++++ PROVIDED MATERIAL ++++

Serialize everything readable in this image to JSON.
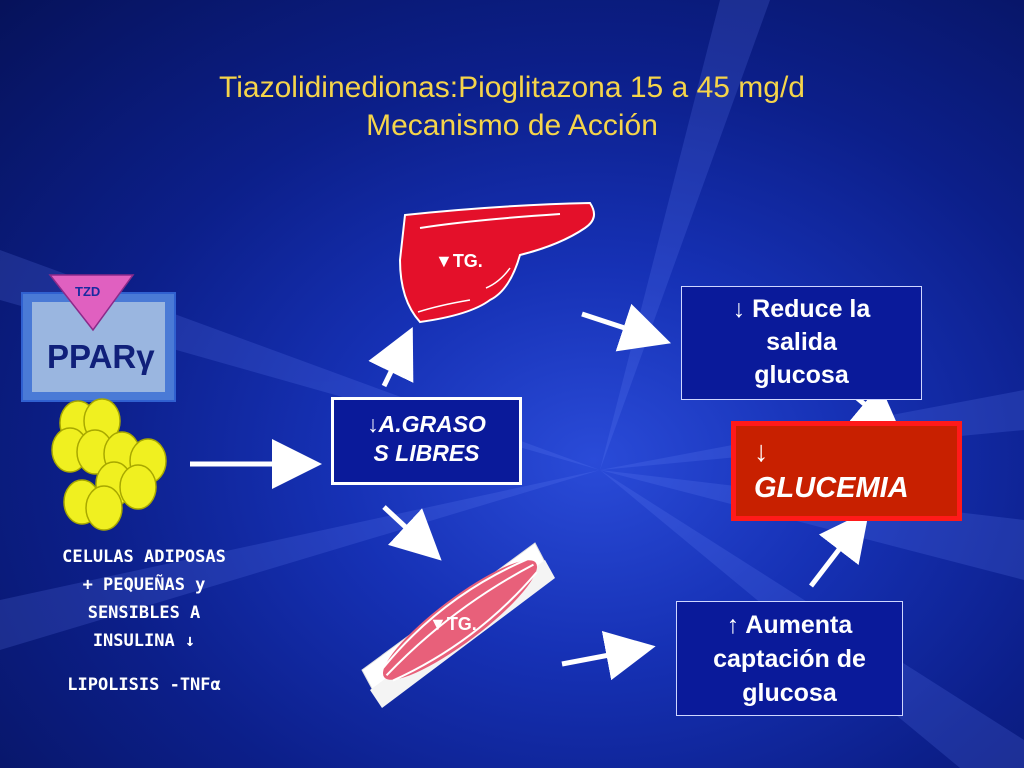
{
  "title": {
    "line1": "Tiazolidinedionas:Pioglitazona 15 a 45 mg/d",
    "line2": "Mecanismo de  Acción"
  },
  "receptor": {
    "tzd_label": "TZD",
    "ppar_label": "PPARγ"
  },
  "fat_cells_text": {
    "line1": "CELULAS ADIPOSAS",
    "line2": "+ PEQUEÑAS y",
    "line3": "SENSIBLES A",
    "line4": "INSULINA ↓",
    "lipolysis": "LIPOLISIS -TNFα"
  },
  "fatty_acids_box": {
    "line1": "↓A.GRASO",
    "line2": "S LIBRES"
  },
  "liver": {
    "tg_label": "▼TG."
  },
  "muscle": {
    "tg_label": "▼TG."
  },
  "reduce_box": {
    "line1": "↓ Reduce la",
    "line2": "salida",
    "line3": "glucosa"
  },
  "increase_box": {
    "line1": "↑ Aumenta",
    "line2": "captación de",
    "line3": "glucosa"
  },
  "glucemia_box": {
    "arrow": "↓",
    "label": "GLUCEMIA"
  },
  "colors": {
    "title": "#f5d44a",
    "liver": "#e4102a",
    "glucemia_fill": "#c82000",
    "cells": "#f0f020"
  }
}
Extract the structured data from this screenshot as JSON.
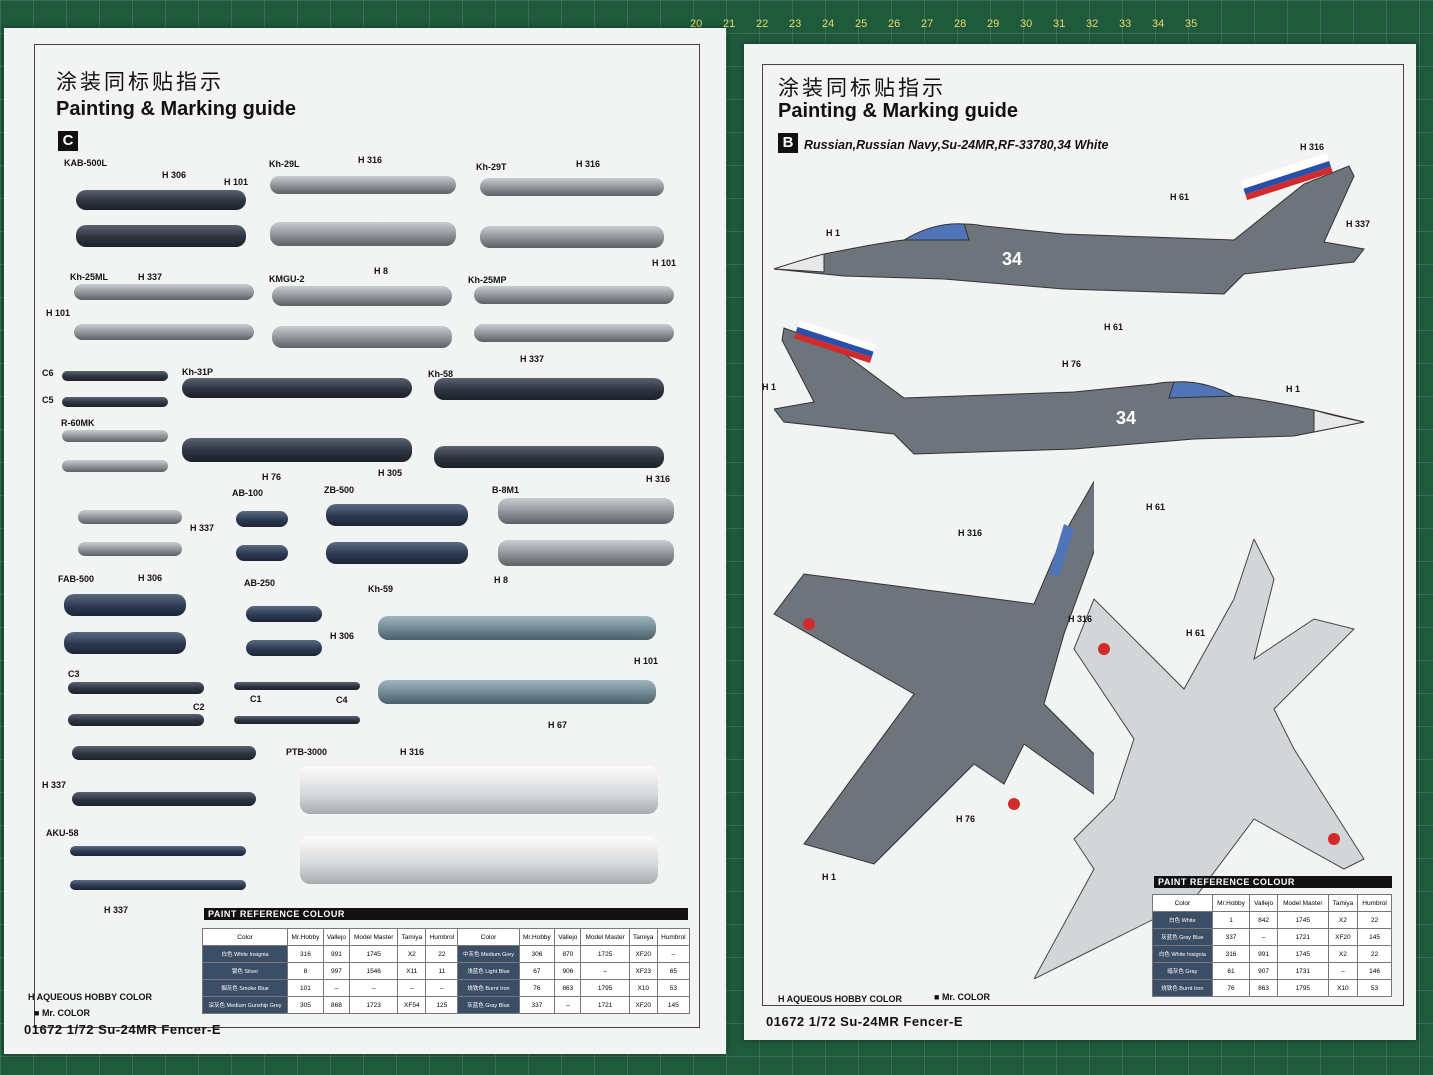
{
  "ruler": {
    "numbers": [
      "20",
      "21",
      "22",
      "23",
      "24",
      "25",
      "26",
      "27",
      "28",
      "29",
      "30",
      "31",
      "32",
      "33",
      "34",
      "35"
    ]
  },
  "left_sheet": {
    "title_cn": "涂装同标贴指示",
    "title_en": "Painting & Marking guide",
    "section_badge": "C",
    "weapon_labels": [
      "KAB-500L",
      "Kh-29L",
      "Kh-29T",
      "Kh-25ML",
      "KMGU-2",
      "Kh-25MP",
      "Kh-31P",
      "Kh-58",
      "R-60MK",
      "AB-100",
      "ZB-500",
      "B-8M1",
      "FAB-500",
      "AB-250",
      "Kh-59",
      "PTB-3000",
      "AKU-58",
      "C6",
      "C5",
      "C3",
      "C2",
      "C1",
      "C4"
    ],
    "paint_codes": [
      "H 306",
      "H 101",
      "H 316",
      "H 337",
      "H 8",
      "H 316",
      "H 101",
      "H 101",
      "H 337",
      "H 76",
      "H 305",
      "H 316",
      "H 337",
      "H 8",
      "H 306",
      "H 306",
      "H 101",
      "H 67",
      "H 316",
      "H 337",
      "H 337"
    ],
    "table_title": "PAINT  REFERENCE COLOUR",
    "table_headers": [
      "Color",
      "Mr.Hobby",
      "Vallejo",
      "Model Master",
      "Tamiya",
      "Humbrol",
      "Color",
      "Mr.Hobby",
      "Vallejo",
      "Model Master",
      "Tamiya",
      "Humbrol"
    ],
    "table_rows": [
      [
        "白色 White Insignia",
        "316",
        "991",
        "1745",
        "X2",
        "22",
        "中灰色 Medium Grey",
        "306",
        "870",
        "1725",
        "XF20",
        "–"
      ],
      [
        "银色 Silver",
        "8",
        "997",
        "1546",
        "X11",
        "11",
        "浅蓝色 Light Blue",
        "67",
        "906",
        "–",
        "XF23",
        "65"
      ],
      [
        "烟灰色 Smoke Blue",
        "101",
        "–",
        "–",
        "–",
        "–",
        "烧铁色 Burnt Iron",
        "76",
        "863",
        "1795",
        "X10",
        "53"
      ],
      [
        "深灰色 Medium Gunship Grey",
        "305",
        "868",
        "1723",
        "XF54",
        "125",
        "灰蓝色 Gray Blue",
        "337",
        "–",
        "1721",
        "XF20",
        "145"
      ]
    ],
    "legend_h": "H  AQUEOUS HOBBY COLOR",
    "legend_b": "Mr. COLOR",
    "footer": "01672  1/72 Su-24MR Fencer-E"
  },
  "right_sheet": {
    "title_cn": "涂装同标贴指示",
    "title_en": "Painting & Marking guide",
    "section_badge": "B",
    "subtitle": "Russian,Russian Navy,Su-24MR,RF-33780,34 White",
    "aircraft_number": "34",
    "callouts": [
      "H 316",
      "H 61",
      "H 1",
      "H 337",
      "H 61",
      "H 76",
      "H 1",
      "H 1",
      "H 61",
      "H 316",
      "H 316",
      "H 61",
      "H 76",
      "H 1"
    ],
    "table_title": "PAINT  REFERENCE COLOUR",
    "table_headers": [
      "Color",
      "Mr.Hobby",
      "Vallejo",
      "Model Master",
      "Tamiya",
      "Humbrol"
    ],
    "table_rows": [
      [
        "白色 White",
        "1",
        "842",
        "1745",
        "X2",
        "22"
      ],
      [
        "灰蓝色 Gray Blue",
        "337",
        "–",
        "1721",
        "XF20",
        "145"
      ],
      [
        "白色 White Insignia",
        "316",
        "991",
        "1745",
        "X2",
        "22"
      ],
      [
        "暗灰色 Gray",
        "61",
        "907",
        "1731",
        "–",
        "146"
      ],
      [
        "烧铁色 Burnt Iron",
        "76",
        "863",
        "1795",
        "X10",
        "53"
      ]
    ],
    "legend_h": "H  AQUEOUS HOBBY COLOR",
    "legend_b": "Mr. COLOR",
    "footer": "01672  1/72 Su-24MR Fencer-E"
  },
  "colors": {
    "mat": "#1f5a3c",
    "paper": "#f2f4f4",
    "aircraft": "#6d747c",
    "star": "#d32b2b"
  }
}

++++

List the lines that contain the word "Blue".

        "浅蓝色 Light Blue",
        "烟灰色 Smoke Blue",
        "灰蓝色 Gray Blue",
        "灰蓝色 Gray Blue",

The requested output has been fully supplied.